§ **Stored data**
────────────────────────────────────────

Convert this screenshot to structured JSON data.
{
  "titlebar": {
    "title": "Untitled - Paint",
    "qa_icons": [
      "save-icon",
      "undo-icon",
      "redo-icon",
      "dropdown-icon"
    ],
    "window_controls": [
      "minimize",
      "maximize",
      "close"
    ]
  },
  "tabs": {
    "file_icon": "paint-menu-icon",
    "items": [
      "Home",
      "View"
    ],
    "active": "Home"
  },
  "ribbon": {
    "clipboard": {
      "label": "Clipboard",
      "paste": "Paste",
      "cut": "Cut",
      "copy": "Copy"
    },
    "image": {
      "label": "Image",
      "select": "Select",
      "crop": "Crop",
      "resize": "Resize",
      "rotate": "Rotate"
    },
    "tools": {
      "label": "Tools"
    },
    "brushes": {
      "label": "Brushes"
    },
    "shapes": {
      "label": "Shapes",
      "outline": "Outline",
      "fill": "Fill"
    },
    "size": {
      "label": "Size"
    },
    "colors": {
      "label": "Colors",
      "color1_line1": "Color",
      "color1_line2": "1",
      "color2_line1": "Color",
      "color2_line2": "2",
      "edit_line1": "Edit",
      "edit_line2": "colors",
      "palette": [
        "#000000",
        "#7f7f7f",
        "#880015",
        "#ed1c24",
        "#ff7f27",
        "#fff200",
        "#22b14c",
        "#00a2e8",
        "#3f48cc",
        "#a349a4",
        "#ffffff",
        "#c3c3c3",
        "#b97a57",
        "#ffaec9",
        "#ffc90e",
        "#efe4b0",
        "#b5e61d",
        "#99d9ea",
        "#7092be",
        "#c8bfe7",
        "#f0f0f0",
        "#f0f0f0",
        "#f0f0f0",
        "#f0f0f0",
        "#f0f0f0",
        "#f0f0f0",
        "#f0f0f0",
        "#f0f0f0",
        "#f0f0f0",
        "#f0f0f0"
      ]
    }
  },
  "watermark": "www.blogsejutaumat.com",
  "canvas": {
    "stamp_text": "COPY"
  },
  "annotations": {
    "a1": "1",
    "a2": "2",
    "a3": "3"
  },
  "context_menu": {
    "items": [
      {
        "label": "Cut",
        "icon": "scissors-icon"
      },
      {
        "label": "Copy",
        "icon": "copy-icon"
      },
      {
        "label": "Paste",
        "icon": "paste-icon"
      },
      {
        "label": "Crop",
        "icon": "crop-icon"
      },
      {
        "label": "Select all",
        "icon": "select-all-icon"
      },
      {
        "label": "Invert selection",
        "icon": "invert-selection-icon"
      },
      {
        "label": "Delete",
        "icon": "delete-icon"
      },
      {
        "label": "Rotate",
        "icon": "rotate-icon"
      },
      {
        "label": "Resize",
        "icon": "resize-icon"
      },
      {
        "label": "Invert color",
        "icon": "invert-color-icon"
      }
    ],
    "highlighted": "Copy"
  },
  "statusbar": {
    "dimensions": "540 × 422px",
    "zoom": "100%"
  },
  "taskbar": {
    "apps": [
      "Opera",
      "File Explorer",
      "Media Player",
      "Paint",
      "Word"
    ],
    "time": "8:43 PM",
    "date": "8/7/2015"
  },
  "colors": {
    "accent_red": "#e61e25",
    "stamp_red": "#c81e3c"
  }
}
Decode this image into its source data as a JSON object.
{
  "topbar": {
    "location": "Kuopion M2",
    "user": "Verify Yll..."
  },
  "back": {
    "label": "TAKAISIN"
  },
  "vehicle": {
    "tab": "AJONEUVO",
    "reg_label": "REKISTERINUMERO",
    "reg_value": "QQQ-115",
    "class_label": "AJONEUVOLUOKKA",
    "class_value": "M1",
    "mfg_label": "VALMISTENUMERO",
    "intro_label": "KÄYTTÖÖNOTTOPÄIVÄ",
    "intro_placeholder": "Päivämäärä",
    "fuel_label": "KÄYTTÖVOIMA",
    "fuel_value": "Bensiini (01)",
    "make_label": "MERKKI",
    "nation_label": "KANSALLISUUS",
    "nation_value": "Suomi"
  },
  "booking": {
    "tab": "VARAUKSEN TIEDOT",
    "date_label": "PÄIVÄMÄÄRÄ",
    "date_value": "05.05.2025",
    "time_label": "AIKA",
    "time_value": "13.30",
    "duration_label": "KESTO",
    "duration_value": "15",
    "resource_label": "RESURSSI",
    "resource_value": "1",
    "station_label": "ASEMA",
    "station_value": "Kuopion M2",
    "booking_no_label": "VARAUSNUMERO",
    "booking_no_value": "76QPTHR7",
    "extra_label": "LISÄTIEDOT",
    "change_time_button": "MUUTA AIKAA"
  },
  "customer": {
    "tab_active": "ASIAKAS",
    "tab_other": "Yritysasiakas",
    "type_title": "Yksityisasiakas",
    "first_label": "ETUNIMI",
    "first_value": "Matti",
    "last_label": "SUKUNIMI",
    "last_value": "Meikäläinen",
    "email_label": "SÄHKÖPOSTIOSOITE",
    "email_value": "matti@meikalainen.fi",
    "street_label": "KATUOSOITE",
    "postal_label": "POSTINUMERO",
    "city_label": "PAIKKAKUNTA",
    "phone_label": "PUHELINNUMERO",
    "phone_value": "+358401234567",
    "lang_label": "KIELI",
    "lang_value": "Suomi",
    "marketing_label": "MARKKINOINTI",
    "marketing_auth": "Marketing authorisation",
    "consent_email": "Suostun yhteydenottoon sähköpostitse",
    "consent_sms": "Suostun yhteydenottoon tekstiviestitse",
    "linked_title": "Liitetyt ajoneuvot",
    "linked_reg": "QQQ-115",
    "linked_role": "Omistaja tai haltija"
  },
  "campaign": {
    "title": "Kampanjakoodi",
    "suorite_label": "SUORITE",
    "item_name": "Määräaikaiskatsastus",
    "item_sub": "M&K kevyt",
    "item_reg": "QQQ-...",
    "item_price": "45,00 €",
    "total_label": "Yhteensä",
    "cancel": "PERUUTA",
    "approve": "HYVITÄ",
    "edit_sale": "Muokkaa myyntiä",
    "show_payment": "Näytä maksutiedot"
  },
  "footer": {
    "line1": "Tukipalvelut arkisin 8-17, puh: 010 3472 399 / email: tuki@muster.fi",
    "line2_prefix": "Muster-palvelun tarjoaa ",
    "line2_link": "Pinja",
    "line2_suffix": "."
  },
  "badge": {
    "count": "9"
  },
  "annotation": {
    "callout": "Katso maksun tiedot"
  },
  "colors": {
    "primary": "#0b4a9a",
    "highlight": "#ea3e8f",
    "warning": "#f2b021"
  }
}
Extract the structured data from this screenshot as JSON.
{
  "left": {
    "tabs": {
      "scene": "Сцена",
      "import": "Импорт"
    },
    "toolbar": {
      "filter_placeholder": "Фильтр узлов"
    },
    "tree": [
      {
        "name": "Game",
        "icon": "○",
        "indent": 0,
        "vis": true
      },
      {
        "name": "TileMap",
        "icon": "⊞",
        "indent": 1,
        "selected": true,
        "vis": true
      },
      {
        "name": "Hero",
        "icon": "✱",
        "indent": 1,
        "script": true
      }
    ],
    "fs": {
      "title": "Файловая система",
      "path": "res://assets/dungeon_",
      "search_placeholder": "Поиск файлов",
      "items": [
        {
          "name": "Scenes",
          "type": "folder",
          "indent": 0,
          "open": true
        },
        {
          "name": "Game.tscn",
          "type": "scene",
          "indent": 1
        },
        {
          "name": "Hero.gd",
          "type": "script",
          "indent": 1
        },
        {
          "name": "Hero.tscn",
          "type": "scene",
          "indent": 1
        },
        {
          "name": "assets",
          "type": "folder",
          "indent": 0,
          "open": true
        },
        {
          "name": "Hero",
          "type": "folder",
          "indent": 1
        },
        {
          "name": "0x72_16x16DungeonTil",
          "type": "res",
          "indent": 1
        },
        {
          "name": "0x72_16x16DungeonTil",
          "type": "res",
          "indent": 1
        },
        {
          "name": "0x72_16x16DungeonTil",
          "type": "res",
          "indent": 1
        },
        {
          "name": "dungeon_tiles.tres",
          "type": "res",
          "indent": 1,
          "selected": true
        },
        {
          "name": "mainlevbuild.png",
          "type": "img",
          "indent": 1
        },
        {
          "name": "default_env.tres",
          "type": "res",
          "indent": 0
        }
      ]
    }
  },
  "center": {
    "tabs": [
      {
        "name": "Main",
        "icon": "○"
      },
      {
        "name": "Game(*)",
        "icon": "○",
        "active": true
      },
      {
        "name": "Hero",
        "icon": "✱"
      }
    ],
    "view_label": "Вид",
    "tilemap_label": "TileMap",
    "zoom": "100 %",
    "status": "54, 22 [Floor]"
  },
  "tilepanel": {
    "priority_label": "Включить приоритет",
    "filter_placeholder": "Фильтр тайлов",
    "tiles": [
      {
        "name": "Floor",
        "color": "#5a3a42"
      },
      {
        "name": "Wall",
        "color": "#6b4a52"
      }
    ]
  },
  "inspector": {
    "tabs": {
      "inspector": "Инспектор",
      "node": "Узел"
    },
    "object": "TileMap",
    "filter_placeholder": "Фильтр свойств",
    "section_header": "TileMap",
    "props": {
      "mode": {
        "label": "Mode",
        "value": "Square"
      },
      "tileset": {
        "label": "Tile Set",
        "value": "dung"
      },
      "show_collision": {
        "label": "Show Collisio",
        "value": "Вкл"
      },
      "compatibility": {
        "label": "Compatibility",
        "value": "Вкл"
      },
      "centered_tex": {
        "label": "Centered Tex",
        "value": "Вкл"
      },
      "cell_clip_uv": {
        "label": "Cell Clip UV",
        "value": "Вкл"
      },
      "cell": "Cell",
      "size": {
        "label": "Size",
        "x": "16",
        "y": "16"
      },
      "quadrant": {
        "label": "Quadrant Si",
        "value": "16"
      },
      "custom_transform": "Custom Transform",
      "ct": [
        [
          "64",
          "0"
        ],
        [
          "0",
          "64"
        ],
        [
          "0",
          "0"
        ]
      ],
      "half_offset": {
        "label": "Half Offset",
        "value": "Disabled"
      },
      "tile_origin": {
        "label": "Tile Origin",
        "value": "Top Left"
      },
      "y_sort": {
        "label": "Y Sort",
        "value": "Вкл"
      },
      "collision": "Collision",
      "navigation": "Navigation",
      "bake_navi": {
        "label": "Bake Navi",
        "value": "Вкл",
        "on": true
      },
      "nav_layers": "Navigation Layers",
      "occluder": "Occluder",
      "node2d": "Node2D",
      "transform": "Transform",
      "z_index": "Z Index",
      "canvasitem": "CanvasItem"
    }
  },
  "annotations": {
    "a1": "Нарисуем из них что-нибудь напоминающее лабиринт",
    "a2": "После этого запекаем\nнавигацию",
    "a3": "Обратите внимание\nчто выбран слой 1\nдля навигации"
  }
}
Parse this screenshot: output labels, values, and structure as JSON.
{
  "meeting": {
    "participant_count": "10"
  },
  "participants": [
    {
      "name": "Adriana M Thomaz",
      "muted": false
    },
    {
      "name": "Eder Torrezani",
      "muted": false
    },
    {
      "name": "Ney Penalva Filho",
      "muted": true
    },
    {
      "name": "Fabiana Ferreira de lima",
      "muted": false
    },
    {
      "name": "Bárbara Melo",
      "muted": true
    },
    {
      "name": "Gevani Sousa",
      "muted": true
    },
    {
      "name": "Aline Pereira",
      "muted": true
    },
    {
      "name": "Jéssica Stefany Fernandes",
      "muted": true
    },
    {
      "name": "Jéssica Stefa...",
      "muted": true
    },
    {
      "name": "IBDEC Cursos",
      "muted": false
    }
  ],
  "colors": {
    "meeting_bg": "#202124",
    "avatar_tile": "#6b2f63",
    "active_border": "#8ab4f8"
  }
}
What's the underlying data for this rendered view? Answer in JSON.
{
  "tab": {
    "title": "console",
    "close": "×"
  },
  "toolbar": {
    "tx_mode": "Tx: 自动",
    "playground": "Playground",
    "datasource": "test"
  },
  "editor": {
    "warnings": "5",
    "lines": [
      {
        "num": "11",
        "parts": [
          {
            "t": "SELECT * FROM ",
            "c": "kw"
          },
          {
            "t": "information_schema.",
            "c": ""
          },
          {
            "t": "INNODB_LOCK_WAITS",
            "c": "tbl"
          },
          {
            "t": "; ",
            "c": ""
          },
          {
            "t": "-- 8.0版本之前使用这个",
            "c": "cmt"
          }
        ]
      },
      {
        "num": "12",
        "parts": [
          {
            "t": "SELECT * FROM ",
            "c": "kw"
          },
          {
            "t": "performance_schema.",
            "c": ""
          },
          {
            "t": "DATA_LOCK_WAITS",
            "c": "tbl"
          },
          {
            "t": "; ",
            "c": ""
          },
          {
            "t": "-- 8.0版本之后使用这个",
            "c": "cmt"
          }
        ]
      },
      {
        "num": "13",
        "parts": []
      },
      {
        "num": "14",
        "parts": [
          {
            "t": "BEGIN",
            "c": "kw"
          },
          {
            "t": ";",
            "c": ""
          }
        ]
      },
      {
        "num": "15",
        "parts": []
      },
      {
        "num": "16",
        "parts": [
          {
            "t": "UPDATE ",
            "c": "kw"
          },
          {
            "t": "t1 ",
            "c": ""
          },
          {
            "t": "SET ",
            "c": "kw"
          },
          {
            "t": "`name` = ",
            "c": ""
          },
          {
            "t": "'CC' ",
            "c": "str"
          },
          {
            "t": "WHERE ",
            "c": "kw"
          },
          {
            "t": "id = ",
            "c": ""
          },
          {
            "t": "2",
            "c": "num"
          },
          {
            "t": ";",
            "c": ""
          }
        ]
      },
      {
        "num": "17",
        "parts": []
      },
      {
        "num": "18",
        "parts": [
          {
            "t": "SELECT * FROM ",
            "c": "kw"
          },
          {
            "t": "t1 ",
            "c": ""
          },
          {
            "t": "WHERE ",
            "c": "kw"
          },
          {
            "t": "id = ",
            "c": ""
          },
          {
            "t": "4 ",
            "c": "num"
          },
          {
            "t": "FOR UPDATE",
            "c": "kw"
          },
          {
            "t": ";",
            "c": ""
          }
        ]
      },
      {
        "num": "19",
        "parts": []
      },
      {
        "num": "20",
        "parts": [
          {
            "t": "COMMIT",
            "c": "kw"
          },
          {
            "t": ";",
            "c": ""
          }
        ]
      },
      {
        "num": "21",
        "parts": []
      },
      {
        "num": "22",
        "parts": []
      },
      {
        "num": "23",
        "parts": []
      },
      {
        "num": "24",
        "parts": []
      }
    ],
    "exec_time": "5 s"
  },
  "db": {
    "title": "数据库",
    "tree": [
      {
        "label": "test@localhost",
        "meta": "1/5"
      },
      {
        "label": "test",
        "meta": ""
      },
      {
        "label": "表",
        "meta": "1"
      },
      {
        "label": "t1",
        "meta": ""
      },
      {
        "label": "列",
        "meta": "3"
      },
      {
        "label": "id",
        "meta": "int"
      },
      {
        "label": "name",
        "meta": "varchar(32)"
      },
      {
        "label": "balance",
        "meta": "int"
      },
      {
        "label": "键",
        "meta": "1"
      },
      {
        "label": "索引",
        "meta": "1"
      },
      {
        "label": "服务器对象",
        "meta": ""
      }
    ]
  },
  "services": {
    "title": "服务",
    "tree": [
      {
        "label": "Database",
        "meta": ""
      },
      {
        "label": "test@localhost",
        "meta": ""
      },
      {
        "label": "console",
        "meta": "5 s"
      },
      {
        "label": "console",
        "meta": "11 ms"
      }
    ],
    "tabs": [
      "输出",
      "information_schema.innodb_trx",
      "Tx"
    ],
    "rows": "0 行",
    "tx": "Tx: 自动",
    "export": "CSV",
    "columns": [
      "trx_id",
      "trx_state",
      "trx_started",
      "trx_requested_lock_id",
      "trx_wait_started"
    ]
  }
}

────────────────────────────────────────

§ **Challenge**
Lines that hold the word "selection" are the ones to return, every one of them.

§ **Task output**
        "label": "Invert selection",
        "icon": "invert-selection-icon"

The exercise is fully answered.